Count lines with "Bespaar" in them. Report only the total.

start DATA RECORDS

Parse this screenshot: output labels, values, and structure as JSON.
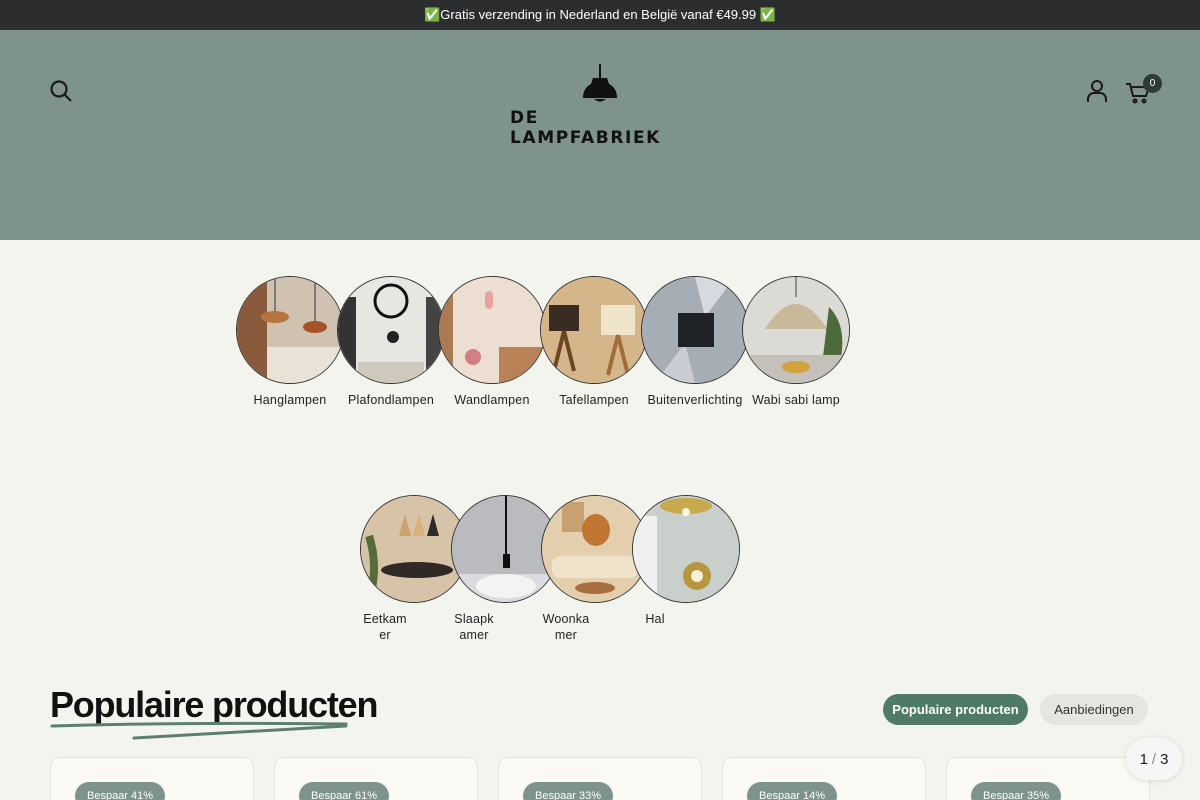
{
  "announcement": "✅Gratis verzending in Nederland en België vanaf €49.99 ✅",
  "header": {
    "logo_text": "DE LAMPFABRIEK",
    "cart_count": "0"
  },
  "categories_row1": [
    {
      "label": "Hanglampen"
    },
    {
      "label": "Plafondlampen"
    },
    {
      "label": "Wandlampen"
    },
    {
      "label": "Tafellampen"
    },
    {
      "label": "Buitenverlichting"
    },
    {
      "label": "Wabi sabi lamp"
    }
  ],
  "categories_row2": [
    {
      "label": "Eetkamer"
    },
    {
      "label": "Slaapkamer"
    },
    {
      "label": "Woonkamer"
    },
    {
      "label": "Hal"
    }
  ],
  "products_section": {
    "title": "Populaire producten",
    "tabs": [
      "Populaire producten",
      "Aanbiedingen"
    ],
    "pager_current": "1",
    "pager_sep": "/",
    "pager_total": "3",
    "cards": [
      {
        "badge": "Bespaar 41%"
      },
      {
        "badge": "Bespaar 61%"
      },
      {
        "badge": "Bespaar 33%"
      },
      {
        "badge": "Bespaar 14%"
      },
      {
        "badge": "Bespaar 35%"
      }
    ]
  },
  "colors": {
    "header_bg": "#7d938b",
    "accent": "#4f7b66",
    "page_bg": "#f4f4ee",
    "announce_bg": "#2b2d2f"
  }
}
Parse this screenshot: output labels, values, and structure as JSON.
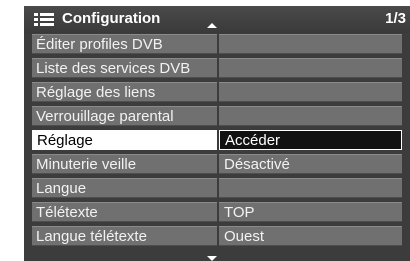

end DATA RECORDS

◆ ANSWER BELOW:
5